So that nothing is lost, transcribe each line of the records exactly.

________

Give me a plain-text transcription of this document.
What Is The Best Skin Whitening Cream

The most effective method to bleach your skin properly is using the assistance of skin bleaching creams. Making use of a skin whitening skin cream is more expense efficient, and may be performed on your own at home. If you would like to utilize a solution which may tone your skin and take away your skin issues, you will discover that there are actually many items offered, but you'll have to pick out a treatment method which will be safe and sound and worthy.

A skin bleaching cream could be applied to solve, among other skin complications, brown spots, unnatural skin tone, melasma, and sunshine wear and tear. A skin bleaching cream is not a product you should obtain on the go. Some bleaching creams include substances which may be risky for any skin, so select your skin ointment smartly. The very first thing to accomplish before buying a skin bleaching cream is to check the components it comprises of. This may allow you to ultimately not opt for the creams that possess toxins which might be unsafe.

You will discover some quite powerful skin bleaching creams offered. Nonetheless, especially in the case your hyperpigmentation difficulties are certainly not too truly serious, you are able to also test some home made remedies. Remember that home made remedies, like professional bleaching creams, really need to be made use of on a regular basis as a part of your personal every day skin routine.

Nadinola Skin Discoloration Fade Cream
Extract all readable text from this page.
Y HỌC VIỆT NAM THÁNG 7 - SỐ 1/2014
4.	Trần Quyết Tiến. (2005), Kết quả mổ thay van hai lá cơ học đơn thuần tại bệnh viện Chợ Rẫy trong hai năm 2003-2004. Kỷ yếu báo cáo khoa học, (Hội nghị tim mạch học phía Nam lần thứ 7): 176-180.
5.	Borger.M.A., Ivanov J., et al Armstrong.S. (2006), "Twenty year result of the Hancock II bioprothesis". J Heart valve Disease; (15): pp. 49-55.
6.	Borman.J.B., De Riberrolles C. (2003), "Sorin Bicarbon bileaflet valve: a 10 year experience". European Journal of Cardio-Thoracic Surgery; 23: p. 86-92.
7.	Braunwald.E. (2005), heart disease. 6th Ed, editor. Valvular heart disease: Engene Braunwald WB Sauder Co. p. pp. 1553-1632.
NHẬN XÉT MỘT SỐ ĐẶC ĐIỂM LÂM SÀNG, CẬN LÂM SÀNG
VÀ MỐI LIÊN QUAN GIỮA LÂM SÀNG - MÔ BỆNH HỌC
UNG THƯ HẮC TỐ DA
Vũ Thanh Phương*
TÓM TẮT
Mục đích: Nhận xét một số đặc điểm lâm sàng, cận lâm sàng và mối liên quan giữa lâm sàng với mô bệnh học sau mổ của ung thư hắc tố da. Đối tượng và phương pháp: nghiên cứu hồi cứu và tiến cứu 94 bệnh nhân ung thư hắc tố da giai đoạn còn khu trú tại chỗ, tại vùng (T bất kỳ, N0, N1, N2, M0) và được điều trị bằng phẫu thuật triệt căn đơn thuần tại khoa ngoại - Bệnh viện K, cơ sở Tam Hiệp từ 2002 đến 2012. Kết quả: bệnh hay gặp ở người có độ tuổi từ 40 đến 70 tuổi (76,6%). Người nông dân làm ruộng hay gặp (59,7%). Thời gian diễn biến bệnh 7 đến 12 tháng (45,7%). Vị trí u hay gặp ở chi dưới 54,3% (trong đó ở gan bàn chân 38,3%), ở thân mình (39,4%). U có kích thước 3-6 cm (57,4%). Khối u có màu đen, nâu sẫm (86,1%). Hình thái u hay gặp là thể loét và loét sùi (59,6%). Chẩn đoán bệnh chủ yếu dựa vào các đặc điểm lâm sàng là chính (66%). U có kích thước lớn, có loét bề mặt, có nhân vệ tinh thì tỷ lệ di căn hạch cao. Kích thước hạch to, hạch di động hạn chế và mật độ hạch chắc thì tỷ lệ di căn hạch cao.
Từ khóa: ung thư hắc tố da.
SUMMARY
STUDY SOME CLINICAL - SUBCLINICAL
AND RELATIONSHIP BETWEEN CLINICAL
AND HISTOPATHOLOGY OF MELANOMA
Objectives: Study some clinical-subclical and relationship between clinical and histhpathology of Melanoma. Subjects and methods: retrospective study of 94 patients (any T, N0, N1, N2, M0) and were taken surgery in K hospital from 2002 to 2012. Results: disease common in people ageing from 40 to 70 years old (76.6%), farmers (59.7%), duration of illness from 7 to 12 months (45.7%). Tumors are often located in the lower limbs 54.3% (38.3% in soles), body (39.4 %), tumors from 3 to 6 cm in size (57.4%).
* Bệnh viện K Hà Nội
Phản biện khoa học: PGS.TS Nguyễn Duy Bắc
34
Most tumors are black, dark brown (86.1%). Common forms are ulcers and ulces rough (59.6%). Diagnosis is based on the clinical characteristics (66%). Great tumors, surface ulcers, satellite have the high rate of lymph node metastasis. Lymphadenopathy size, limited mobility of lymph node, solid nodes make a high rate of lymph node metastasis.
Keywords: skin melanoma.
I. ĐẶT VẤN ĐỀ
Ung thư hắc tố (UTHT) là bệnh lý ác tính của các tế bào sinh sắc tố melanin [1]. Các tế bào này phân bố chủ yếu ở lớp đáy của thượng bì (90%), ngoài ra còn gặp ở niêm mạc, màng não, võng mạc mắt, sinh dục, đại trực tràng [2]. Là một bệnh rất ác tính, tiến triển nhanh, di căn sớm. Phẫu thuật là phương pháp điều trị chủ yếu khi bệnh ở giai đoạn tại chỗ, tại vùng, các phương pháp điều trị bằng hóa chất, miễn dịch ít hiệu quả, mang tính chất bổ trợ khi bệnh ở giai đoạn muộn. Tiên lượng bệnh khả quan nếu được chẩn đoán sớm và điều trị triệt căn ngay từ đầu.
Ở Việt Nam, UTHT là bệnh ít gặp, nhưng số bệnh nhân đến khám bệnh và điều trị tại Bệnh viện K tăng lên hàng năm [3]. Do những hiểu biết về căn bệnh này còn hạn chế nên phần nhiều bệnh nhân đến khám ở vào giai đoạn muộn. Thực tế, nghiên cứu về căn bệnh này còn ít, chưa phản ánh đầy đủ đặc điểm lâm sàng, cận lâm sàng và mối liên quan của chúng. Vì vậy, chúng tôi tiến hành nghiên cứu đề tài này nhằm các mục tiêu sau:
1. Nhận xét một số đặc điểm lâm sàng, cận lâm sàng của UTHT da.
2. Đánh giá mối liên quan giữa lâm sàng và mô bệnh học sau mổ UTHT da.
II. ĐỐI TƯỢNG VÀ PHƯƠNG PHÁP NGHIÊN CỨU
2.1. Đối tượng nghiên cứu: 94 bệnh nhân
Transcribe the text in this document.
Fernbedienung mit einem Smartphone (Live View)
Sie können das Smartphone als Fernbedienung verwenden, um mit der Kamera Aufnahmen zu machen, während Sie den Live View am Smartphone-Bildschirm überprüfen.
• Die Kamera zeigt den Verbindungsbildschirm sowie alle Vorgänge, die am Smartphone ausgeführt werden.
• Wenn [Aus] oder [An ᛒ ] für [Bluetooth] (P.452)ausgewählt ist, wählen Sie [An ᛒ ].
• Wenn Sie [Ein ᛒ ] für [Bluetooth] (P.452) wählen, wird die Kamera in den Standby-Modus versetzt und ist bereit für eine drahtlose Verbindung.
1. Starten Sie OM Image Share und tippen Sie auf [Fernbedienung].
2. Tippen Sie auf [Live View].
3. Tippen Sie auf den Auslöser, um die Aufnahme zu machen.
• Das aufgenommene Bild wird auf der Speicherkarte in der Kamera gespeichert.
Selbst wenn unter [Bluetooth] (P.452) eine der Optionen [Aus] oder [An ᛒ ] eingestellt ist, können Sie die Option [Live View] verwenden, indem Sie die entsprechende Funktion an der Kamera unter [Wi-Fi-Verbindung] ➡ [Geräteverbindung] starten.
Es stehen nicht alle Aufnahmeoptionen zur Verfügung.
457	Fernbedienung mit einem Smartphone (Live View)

________

TASK OUTPUT ▸
Give me a plain-text transcription of this document.
What Is The Best Skin Whitening Cream

The most effective method to bleach your skin properly is using the assistance of skin bleaching creams. Making use of a skin whitening skin cream is more expense efficient, and may be performed on your own at home. If you would like to utilize a solution which may tone your skin and take away your skin issues, you will discover that there are actually many items offered, but you'll have to pick out a treatment method which will be safe and sound and worthy.

A skin bleaching cream could be applied to solve, among other skin complications, brown spots, unnatural skin tone, melasma, and sunshine wear and tear. A skin bleaching cream is not a product you should obtain on the go. Some bleaching creams include substances which may be risky for any skin, so select your skin ointment smartly. The very first thing to accomplish before buying a skin bleaching cream is to check the components it comprises of. This may allow you to ultimately not opt for the creams that possess toxins which might be unsafe.

You will discover some quite powerful skin bleaching creams offered. Nonetheless, especially in the case your hyperpigmentation difficulties are certainly not too truly serious, you are able to also test some home made remedies. Remember that home made remedies, like professional bleaching creams, really need to be made use of on a regular basis as a part of your personal every day skin routine.

Nadinola Skin Discoloration Fade Cream
Extract all readable text from this page.
Y HỌC VIỆT NAM THÁNG 7 - SỐ 1/2014
4.	Trần Quyết Tiến. (2005), Kết quả mổ thay van hai lá cơ học đơn thuần tại bệnh viện Chợ Rẫy trong hai năm 2003-2004. Kỷ yếu báo cáo khoa học, (Hội nghị tim mạch học phía Nam lần thứ 7): 176-180.
5.	Borger.M.A., Ivanov J., et al Armstrong.S. (2006), "Twenty year result of the Hancock II bioprothesis". J Heart valve Disease; (15): pp. 49-55.
6.	Borman.J.B., De Riberrolles C. (2003), "Sorin Bicarbon bileaflet valve: a 10 year experience". European Journal of Cardio-Thoracic Surgery; 23: p. 86-92.
7.	Braunwald.E. (2005), heart disease. 6th Ed, editor. Valvular heart disease: Engene Braunwald WB Sauder Co. p. pp. 1553-1632.
NHẬN XÉT MỘT SỐ ĐẶC ĐIỂM LÂM SÀNG, CẬN LÂM SÀNG
VÀ MỐI LIÊN QUAN GIỮA LÂM SÀNG - MÔ BỆNH HỌC
UNG THƯ HẮC TỐ DA
Vũ Thanh Phương*
TÓM TẮT
Mục đích: Nhận xét một số đặc điểm lâm sàng, cận lâm sàng và mối liên quan giữa lâm sàng với mô bệnh học sau mổ của ung thư hắc tố da. Đối tượng và phương pháp: nghiên cứu hồi cứu và tiến cứu 94 bệnh nhân ung thư hắc tố da giai đoạn còn khu trú tại chỗ, tại vùng (T bất kỳ, N0, N1, N2, M0) và được điều trị bằng phẫu thuật triệt căn đơn thuần tại khoa ngoại - Bệnh viện K, cơ sở Tam Hiệp từ 2002 đến 2012. Kết quả: bệnh hay gặp ở người có độ tuổi từ 40 đến 70 tuổi (76,6%). Người nông dân làm ruộng hay gặp (59,7%). Thời gian diễn biến bệnh 7 đến 12 tháng (45,7%). Vị trí u hay gặp ở chi dưới 54,3% (trong đó ở gan bàn chân 38,3%), ở thân mình (39,4%). U có kích thước 3-6 cm (57,4%). Khối u có màu đen, nâu sẫm (86,1%). Hình thái u hay gặp là thể loét và loét sùi (59,6%). Chẩn đoán bệnh chủ yếu dựa vào các đặc điểm lâm sàng là chính (66%). U có kích thước lớn, có loét bề mặt, có nhân vệ tinh thì tỷ lệ di căn hạch cao. Kích thước hạch to, hạch di động hạn chế và mật độ hạch chắc thì tỷ lệ di căn hạch cao.
Từ khóa: ung thư hắc tố da.
SUMMARY
STUDY SOME CLINICAL - SUBCLINICAL
AND RELATIONSHIP BETWEEN CLINICAL
AND HISTOPATHOLOGY OF MELANOMA
Objectives: Study some clinical-subclical and relationship between clinical and histhpathology of Melanoma. Subjects and methods: retrospective study of 94 patients (any T, N0, N1, N2, M0) and were taken surgery in K hospital from 2002 to 2012. Results: disease common in people ageing from 40 to 70 years old (76.6%), farmers (59.7%), duration of illness from 7 to 12 months (45.7%). Tumors are often located in the lower limbs 54.3% (38.3% in soles), body (39.4 %), tumors from 3 to 6 cm in size (57.4%).
* Bệnh viện K Hà Nội
Phản biện khoa học: PGS.TS Nguyễn Duy Bắc
34
Most tumors are black, dark brown (86.1%). Common forms are ulcers and ulces rough (59.6%). Diagnosis is based on the clinical characteristics (66%). Great tumors, surface ulcers, satellite have the high rate of lymph node metastasis. Lymphadenopathy size, limited mobility of lymph node, solid nodes make a high rate of lymph node metastasis.
Keywords: skin melanoma.
I. ĐẶT VẤN ĐỀ
Ung thư hắc tố (UTHT) là bệnh lý ác tính của các tế bào sinh sắc tố melanin [1]. Các tế bào này phân bố chủ yếu ở lớp đáy của thượng bì (90%), ngoài ra còn gặp ở niêm mạc, màng não, võng mạc mắt, sinh dục, đại trực tràng [2]. Là một bệnh rất ác tính, tiến triển nhanh, di căn sớm. Phẫu thuật là phương pháp điều trị chủ yếu khi bệnh ở giai đoạn tại chỗ, tại vùng, các phương pháp điều trị bằng hóa chất, miễn dịch ít hiệu quả, mang tính chất bổ trợ khi bệnh ở giai đoạn muộn. Tiên lượng bệnh khả quan nếu được chẩn đoán sớm và điều trị triệt căn ngay từ đầu.
Ở Việt Nam, UTHT là bệnh ít gặp, nhưng số bệnh nhân đến khám bệnh và điều trị tại Bệnh viện K tăng lên hàng năm [3]. Do những hiểu biết về căn bệnh này còn hạn chế nên phần nhiều bệnh nhân đến khám ở vào giai đoạn muộn. Thực tế, nghiên cứu về căn bệnh này còn ít, chưa phản ánh đầy đủ đặc điểm lâm sàng, cận lâm sàng và mối liên quan của chúng. Vì vậy, chúng tôi tiến hành nghiên cứu đề tài này nhằm các mục tiêu sau:
1. Nhận xét một số đặc điểm lâm sàng, cận lâm sàng của UTHT da.
2. Đánh giá mối liên quan giữa lâm sàng và mô bệnh học sau mổ UTHT da.
II. ĐỐI TƯỢNG VÀ PHƯƠNG PHÁP NGHIÊN CỨU
2.1. Đối tượng nghiên cứu: 94 bệnh nhân
Transcribe the text in this document.
Fernbedienung mit einem Smartphone (Live View)
Sie können das Smartphone als Fernbedienung verwenden, um mit der Kamera Aufnahmen zu machen, während Sie den Live View am Smartphone-Bildschirm überprüfen.
• Die Kamera zeigt den Verbindungsbildschirm sowie alle Vorgänge, die am Smartphone ausgeführt werden.
• Wenn [Aus] oder [An ᛒ ] für [Bluetooth] (P.452)ausgewählt ist, wählen Sie [An ᛒ ].
• Wenn Sie [Ein ᛒ ] für [Bluetooth] (P.452) wählen, wird die Kamera in den Standby-Modus versetzt und ist bereit für eine drahtlose Verbindung.
1. Starten Sie OM Image Share und tippen Sie auf [Fernbedienung].
2. Tippen Sie auf [Live View].
3. Tippen Sie auf den Auslöser, um die Aufnahme zu machen.
• Das aufgenommene Bild wird auf der Speicherkarte in der Kamera gespeichert.
Selbst wenn unter [Bluetooth] (P.452) eine der Optionen [Aus] oder [An ᛒ ] eingestellt ist, können Sie die Option [Live View] verwenden, indem Sie die entsprechende Funktion an der Kamera unter [Wi-Fi-Verbindung] ➡ [Geräteverbindung] starten.
Es stehen nicht alle Aufnahmeoptionen zur Verfügung.
457	Fernbedienung mit einem Smartphone (Live View)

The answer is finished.